# Selected passage
Shahs of Sunset Recap: “Will You Marry Me?” [Episode 6]
This episode of the “Shahs of Sunset,” kicks of the morning after the GG’s accusations. Jessica is “mortified.” Not at Mike. She’s pissed at G.G. And they both agree that it’s a lie, so Jessica gives him the “these are not your friends” speech, which is the start of the “when we’re married, you’re not hanging out with them” gas-lighting technique. Mike‘s not going to talk to them on Jessica‘s advice.
At Reza’s, Asa is getting wine because it helps her to come up with her faux therapy crap. I’m not sure what she said in her talking head, because she’s wearing a puce colored jacket that’s so low, all I can look at are her tits, and wondering why she can’t wear a bra. Back to Reza‘s, it’s not the Avon Lady, it’s G.G. She wants to take a polygraph test. Only Reza points out how strange that is.
The only thing getting bigger than M.J. is M.J.‘s dog, who’s gonna be dragging her belly on the floor any minute. Reza‘s drinking his ubiquitous Starbucks’ iced coffee, and he’s gonna help prep Charlie for meeting M.J.‘s mother. No house, no hair, no money – no wife. Other than that, it should go fine.
The days that Charlie is to meet M.J.‘s Mom, and he’s brought flowers, which aren’t going to help. M.J. tells us she’s never brought a boy home to meet her Mom before, and boy is the operative word. Let’s remember — he’s only 30, and M.J.‘s what, like 45 going on 12? He does his best to impress by telling her he’s Jewish and owns a natural pet foods business. She’s more impressed with M.J.‘s food. Well, I think she is because she’s stuffing her mouth. Her biggest complaint so far is that he’s not tall. He is but she doesn’t think he’s so tall. Not really. “Ok, now we met. Now what?” Nothing. What a non-starter that was.

# Exercise 1
Answer these questions about the Shahs of Sunset recap:
(a) What does G.G. want to take?
(b) What is Reza drinking?
(c) What kind of business does Charlie say he owns?
# Exercise 2
From the Shahs of Sunset recap, copy out everything from "The days that" down to "non-starter that was.".
Use only the recap itself.

# Listed entries
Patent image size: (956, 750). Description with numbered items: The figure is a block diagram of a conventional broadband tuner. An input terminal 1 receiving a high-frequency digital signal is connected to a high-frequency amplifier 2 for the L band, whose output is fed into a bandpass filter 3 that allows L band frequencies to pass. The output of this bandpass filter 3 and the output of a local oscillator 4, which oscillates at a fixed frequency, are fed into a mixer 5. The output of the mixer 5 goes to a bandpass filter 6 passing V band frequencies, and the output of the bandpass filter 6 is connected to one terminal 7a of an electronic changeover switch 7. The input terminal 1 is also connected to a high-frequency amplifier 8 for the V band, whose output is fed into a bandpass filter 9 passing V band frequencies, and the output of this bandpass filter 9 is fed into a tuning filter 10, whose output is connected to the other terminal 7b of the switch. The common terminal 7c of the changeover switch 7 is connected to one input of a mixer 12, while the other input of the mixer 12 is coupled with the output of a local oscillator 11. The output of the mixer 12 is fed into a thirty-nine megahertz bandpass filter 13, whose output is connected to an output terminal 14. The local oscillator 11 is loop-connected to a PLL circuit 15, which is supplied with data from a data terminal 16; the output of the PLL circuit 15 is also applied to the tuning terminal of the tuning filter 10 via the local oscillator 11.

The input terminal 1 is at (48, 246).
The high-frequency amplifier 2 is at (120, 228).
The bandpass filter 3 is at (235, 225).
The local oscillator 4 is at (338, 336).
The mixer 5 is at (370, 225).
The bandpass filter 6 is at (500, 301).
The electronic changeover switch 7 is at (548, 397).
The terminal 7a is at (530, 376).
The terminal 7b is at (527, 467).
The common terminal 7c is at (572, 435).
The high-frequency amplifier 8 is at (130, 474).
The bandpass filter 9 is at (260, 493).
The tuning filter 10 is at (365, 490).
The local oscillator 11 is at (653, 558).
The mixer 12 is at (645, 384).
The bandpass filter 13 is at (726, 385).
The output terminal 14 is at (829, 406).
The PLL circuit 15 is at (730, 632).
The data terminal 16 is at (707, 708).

# Output 1
(a) A polygraph test.
(b) His Starbucks iced coffee.
(c) A natural pet foods business.

# Output 2
The days that Charlie is to meet M.J.‘s Mom, and he’s brought flowers, which aren’t going to help. M.J. tells us she’s never brought a boy home to meet her Mom before, and boy is the operative word. Let’s remember — he’s only 30, and M.J.‘s what, like 45 going on 12? He does his best to impress by telling her he’s Jewish and owns a natural pet foods business. She’s more impressed with M.J.‘s food. Well, I think she is because she’s stuffing her mouth. Her biggest complaint so far is that he’s not tall. He is but she doesn’t think he’s so tall. Not really. “Ok, now we met. Now what?” Nothing. What a non-starter that was.